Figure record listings
⁂

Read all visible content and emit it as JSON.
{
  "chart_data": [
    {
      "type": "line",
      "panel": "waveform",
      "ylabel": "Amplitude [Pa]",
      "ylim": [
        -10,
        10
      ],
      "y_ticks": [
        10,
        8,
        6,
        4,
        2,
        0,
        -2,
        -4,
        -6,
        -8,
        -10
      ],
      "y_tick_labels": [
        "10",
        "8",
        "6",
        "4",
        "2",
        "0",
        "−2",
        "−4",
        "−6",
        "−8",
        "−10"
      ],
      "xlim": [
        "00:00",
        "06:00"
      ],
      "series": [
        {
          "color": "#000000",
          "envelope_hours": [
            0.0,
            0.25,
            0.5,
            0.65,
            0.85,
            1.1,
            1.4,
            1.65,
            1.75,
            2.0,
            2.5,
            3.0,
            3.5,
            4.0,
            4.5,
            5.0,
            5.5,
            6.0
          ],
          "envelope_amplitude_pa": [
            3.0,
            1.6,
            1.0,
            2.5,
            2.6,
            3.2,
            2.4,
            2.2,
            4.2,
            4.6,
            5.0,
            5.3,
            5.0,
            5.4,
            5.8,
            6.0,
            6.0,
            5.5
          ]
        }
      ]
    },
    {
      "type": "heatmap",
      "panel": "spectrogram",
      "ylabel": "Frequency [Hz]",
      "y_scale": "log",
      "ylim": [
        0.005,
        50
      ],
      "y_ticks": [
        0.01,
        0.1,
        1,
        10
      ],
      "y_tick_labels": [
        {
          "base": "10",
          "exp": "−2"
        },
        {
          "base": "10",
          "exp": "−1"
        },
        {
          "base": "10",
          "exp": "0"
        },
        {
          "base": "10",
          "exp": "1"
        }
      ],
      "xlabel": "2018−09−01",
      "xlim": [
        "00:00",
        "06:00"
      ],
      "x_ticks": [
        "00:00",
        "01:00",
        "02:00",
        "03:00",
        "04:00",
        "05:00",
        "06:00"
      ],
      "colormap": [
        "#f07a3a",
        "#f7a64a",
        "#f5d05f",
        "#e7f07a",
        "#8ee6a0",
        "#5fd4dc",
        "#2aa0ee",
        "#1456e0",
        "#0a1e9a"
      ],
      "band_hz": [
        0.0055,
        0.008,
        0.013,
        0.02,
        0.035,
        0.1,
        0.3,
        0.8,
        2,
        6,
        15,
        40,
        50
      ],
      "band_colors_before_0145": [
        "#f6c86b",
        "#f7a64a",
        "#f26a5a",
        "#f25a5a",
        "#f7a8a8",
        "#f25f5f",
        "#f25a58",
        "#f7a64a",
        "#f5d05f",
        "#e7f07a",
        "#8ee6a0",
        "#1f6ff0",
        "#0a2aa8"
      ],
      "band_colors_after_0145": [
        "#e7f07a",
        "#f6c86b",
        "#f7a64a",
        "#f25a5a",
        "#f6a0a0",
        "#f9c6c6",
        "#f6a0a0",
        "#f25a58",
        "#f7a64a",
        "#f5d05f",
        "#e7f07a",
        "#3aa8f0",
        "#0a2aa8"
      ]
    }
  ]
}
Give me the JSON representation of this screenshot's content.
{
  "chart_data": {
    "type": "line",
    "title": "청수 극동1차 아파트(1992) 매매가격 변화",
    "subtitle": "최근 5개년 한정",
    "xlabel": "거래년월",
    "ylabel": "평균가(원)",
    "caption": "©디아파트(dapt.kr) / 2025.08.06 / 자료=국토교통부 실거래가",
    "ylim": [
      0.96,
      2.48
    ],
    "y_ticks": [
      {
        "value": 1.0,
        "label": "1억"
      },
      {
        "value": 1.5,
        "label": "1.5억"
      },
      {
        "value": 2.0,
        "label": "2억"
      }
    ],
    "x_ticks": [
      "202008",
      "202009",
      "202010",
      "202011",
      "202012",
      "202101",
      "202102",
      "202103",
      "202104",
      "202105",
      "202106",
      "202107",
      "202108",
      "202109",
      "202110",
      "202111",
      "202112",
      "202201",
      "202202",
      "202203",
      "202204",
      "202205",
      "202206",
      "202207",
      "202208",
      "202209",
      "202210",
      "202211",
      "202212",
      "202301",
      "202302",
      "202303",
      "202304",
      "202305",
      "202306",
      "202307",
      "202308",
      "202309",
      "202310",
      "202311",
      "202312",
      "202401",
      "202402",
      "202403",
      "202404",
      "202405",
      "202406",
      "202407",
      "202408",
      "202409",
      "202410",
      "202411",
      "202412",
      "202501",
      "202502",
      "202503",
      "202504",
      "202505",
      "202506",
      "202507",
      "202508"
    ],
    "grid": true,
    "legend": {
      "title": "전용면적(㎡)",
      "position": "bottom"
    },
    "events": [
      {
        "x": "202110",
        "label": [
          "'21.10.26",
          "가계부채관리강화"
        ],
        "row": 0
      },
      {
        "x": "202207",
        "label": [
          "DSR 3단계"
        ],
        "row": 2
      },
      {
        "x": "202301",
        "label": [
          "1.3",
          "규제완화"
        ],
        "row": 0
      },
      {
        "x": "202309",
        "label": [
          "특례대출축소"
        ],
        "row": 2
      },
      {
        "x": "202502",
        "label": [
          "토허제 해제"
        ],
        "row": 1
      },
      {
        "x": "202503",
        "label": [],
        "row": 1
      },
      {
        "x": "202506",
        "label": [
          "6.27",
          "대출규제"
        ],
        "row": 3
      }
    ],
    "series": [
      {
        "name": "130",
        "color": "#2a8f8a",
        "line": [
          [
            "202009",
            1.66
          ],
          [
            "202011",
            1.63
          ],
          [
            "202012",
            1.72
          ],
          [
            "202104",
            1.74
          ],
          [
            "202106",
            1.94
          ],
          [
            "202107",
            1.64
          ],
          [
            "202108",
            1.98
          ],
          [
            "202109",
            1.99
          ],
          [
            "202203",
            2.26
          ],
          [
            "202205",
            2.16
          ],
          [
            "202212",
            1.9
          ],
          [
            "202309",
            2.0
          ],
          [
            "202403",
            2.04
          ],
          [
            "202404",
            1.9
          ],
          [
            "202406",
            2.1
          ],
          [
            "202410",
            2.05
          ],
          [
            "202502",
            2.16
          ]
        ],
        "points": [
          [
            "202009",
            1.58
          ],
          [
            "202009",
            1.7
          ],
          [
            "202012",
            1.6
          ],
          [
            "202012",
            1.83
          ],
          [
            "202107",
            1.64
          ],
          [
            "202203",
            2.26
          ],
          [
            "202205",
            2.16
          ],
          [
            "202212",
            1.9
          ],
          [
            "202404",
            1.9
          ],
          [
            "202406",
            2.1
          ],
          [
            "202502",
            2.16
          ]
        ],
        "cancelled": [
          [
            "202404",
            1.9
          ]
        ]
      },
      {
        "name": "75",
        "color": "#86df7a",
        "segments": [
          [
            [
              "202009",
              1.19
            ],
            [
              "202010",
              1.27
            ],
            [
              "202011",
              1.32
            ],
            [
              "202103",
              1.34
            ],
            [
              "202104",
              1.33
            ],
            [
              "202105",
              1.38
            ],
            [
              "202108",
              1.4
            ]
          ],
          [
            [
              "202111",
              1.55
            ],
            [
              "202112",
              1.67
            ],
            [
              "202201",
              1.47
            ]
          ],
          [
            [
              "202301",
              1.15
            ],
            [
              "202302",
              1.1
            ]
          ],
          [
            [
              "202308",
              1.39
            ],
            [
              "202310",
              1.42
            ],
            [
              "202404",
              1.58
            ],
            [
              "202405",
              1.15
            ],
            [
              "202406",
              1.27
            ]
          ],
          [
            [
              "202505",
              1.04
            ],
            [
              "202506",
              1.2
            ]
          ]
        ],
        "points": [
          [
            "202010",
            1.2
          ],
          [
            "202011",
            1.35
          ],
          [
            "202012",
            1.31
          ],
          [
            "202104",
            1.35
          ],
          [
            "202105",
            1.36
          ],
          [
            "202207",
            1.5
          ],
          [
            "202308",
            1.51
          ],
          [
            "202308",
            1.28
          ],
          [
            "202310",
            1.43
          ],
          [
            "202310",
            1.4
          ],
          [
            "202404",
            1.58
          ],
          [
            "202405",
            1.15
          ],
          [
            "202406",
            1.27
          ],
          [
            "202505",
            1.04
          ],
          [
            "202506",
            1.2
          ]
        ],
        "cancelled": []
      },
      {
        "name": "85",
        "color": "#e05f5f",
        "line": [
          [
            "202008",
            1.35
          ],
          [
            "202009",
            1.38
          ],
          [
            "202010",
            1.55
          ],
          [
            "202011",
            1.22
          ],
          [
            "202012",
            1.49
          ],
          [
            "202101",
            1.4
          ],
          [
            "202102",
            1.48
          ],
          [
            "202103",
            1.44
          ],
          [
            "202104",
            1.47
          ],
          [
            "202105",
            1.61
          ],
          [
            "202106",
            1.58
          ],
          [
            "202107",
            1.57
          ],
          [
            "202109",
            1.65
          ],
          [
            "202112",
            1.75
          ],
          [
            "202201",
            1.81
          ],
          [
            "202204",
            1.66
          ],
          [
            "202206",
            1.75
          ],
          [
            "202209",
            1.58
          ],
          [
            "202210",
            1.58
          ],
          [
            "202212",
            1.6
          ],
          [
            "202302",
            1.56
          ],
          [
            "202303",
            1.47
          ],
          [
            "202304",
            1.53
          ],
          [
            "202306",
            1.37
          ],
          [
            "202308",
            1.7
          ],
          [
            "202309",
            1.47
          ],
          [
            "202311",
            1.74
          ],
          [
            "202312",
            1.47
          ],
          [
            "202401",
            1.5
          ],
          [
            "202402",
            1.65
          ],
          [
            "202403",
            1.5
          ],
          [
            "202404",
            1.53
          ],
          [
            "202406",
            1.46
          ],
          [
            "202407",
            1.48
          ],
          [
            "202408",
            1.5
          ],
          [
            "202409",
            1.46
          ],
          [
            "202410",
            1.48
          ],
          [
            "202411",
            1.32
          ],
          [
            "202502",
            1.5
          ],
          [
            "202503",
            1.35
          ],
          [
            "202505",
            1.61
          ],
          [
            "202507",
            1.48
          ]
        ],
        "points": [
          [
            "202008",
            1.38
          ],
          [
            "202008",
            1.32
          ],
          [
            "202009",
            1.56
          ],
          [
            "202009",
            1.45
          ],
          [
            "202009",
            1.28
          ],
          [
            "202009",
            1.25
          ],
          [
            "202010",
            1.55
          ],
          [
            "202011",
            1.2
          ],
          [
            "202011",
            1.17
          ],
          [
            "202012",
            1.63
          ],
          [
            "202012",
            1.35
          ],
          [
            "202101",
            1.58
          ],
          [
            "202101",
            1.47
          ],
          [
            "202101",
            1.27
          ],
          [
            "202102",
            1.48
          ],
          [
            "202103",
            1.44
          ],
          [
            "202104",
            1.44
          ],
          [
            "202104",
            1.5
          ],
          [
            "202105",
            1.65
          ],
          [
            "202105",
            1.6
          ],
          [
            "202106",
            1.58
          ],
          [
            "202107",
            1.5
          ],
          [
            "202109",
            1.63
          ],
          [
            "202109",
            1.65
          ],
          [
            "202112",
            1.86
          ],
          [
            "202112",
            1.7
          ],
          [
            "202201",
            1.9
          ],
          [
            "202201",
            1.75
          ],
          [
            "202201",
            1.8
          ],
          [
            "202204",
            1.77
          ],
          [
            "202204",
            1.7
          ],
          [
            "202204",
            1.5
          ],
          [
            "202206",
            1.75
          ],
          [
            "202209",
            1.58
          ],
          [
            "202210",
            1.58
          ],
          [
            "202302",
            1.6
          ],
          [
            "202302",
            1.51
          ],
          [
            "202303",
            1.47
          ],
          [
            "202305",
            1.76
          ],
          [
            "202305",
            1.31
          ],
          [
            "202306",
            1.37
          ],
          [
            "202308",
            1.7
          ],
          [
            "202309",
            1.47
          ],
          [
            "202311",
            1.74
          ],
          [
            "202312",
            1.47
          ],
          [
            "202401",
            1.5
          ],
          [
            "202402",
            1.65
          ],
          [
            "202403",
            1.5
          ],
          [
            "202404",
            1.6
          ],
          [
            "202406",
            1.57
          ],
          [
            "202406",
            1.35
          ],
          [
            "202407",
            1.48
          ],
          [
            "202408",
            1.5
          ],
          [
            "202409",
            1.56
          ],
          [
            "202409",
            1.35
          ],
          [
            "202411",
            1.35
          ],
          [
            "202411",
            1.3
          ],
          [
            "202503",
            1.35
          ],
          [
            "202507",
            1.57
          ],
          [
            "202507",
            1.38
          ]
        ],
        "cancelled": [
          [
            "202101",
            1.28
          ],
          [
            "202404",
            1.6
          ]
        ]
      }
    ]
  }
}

⁂

_Stated task:_ Work through the records above line by line and count those that hold the string "content". Give only the result.

_Solution below:_ 2